# START OF TASK MATERIAL

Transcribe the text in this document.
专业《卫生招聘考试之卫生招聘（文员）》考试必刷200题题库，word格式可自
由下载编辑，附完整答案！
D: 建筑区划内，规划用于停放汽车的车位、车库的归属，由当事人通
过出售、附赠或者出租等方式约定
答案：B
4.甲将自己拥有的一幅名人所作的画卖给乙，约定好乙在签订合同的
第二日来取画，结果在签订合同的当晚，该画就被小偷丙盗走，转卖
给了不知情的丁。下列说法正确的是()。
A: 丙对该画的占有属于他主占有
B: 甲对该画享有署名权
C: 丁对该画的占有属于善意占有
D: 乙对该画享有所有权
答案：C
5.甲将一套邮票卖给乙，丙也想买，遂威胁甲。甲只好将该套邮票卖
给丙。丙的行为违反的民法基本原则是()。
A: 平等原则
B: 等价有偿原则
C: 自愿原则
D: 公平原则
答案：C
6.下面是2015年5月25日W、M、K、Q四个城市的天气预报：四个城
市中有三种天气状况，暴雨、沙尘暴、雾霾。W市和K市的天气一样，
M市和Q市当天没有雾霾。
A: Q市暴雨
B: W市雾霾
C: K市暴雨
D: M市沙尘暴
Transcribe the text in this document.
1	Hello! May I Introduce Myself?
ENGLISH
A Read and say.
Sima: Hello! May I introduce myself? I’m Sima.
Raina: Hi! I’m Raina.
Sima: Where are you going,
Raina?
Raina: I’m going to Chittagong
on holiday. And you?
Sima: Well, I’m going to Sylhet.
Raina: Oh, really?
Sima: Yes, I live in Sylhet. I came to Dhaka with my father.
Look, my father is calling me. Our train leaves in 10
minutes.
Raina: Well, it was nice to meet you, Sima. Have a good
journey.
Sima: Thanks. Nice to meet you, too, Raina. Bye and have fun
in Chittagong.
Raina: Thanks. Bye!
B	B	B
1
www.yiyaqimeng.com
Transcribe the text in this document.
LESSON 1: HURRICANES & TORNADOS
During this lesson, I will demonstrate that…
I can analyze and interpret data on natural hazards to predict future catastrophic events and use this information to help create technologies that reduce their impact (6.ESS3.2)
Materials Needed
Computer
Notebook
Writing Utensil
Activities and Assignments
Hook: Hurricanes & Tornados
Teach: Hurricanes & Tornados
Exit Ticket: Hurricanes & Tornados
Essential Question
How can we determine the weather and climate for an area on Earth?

# END OF TASK MATERIAL

■ **THE PROBLEM**
Look through the records and gather each line with the word "that".

■ **COMPLETE RESPONSE**
During this lesson, I will demonstrate that…
I can analyze and interpret data on natural hazards to predict future catastrophic events and use this information to help create technologies that reduce their impact (6.ESS3.2)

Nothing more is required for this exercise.